This has certainly been the case with regard to Iberian studies in the American academy. History departments inevitably place the study of the peninsula within the European concentration of the curriculum, whether the course in question is on Castile, al-Andalus, or the Almohads. This may be less true of those contemporary departments of Spanish and Portuguese that in the last decade have started to explicitly broaden the traditional category of “Spanish and Portuguese”—often imposed on them by others, but sometimes generated internally and then internalized—by reconfiguring themselves as departments or centers for Iberian and Latin American Literatures and Cultures (Resina; Menocal, “Why Iberia?” 7). Certainly this change has helped to foster an awareness of the complex nature of Iberian culture—a characteristic it shares with the Mediterranean approach. Both endeavor to loosen nationally defined fields from the geographic borders and the national shadow of hegemonic linguistic agendas and to consider them on broader, cultural terms. Such a revision is particularly apropos when one focuses on the medieval and early modern periods, when the notion of the nation-state, discretely bounded geographically, linguistically, and culturally, is clearly anachronistic. Even for a scholar such as José Antonio Maravall, who carried out a thorough study of “The Concept of Spain in the Middle Ages,” Spain is primarily a geographical concept—the scene where a human group shares history, and even more importantly, historiography (17–32). But these are “imagined communities” (Anderson); for, as Patrick Geary puts it, “The real history of the nations that populated Europe in the early Middle Ages begins not in the sixth century but in the eighteenth” (15). This moving away from modern nation-state models has also given a new and deserved protagonism to languages and cultures that fell between the cracks of the national models. In the case of Iberian Studies, this broader perspective invites the inclusion of other peninsular languages and literatures, such as Catalan, Euskera, Aragonese, Galician, Portuguese, Occitan, and Latin, as well as Arabic and Hebrew, and texts and traditions, such as Aljamiado, that do not clearly fall into a single linguistic-cultural category (Dagenais 42).

(Raw records)
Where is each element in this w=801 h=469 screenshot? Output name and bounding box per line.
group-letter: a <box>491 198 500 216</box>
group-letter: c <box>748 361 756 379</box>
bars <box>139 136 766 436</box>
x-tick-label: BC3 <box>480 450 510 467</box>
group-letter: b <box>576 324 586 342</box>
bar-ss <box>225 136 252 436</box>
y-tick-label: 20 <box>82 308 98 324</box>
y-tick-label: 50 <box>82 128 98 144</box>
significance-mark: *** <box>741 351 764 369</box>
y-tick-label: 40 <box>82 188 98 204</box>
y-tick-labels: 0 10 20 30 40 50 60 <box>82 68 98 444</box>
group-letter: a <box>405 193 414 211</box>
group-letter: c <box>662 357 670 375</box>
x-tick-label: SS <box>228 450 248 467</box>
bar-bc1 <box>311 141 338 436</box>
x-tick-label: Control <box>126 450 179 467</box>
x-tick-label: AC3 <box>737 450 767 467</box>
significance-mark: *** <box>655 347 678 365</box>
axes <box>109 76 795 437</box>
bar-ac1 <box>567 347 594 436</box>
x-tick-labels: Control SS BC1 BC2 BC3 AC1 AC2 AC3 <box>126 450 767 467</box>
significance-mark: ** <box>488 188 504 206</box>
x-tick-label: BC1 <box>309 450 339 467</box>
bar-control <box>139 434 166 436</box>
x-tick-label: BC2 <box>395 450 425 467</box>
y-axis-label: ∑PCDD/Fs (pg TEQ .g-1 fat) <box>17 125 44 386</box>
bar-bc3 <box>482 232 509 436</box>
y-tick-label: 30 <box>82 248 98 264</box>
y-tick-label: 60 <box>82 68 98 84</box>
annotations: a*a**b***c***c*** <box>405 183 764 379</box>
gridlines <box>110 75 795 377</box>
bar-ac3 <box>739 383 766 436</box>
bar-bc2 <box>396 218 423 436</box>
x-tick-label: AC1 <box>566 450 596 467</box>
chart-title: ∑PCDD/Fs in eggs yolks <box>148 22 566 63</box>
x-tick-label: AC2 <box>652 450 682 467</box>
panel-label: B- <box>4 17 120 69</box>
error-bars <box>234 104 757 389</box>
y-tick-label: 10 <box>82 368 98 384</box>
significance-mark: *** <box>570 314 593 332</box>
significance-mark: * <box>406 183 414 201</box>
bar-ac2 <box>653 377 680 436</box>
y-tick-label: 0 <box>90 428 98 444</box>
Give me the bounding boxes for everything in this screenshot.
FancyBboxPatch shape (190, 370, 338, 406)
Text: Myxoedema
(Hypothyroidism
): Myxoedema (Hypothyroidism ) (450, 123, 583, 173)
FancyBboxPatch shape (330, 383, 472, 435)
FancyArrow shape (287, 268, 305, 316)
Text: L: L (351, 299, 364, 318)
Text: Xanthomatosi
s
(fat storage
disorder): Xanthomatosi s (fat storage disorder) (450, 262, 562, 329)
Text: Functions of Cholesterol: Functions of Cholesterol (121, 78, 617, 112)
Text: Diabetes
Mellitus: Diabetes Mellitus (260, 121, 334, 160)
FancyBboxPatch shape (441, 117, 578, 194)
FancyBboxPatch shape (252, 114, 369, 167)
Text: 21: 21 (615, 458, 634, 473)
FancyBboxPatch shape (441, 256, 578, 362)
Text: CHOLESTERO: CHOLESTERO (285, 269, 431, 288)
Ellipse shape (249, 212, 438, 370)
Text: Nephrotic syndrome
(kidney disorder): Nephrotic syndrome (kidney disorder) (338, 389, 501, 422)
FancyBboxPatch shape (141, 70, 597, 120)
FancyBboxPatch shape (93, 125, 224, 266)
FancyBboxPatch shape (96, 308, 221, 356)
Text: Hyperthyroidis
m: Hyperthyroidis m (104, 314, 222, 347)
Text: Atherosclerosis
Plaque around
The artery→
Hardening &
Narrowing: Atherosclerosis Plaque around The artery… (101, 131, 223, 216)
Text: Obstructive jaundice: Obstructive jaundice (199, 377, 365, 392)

TASK TO COMPLETE: Summarize the passage on Iberian studies in two sentences. The material after the passage on Iberian studies is separate from that passage.

THE ANSWER: In the American academy, history departments place Iberian studies within the European concentration, while some departments of Spanish and Portuguese have recently reconfigured themselves as departments or centers for Iberian and Latin American literatures and cultures, a change that has fostered awareness of Iberia's complex culture. Moving away from modern nation-state models, which are anachronistic for the medieval and early modern periods, gives new protagonism to languages and cultures that fell between national models, such as Catalan, Galician, Arabic, Hebrew, and Aljamiado texts.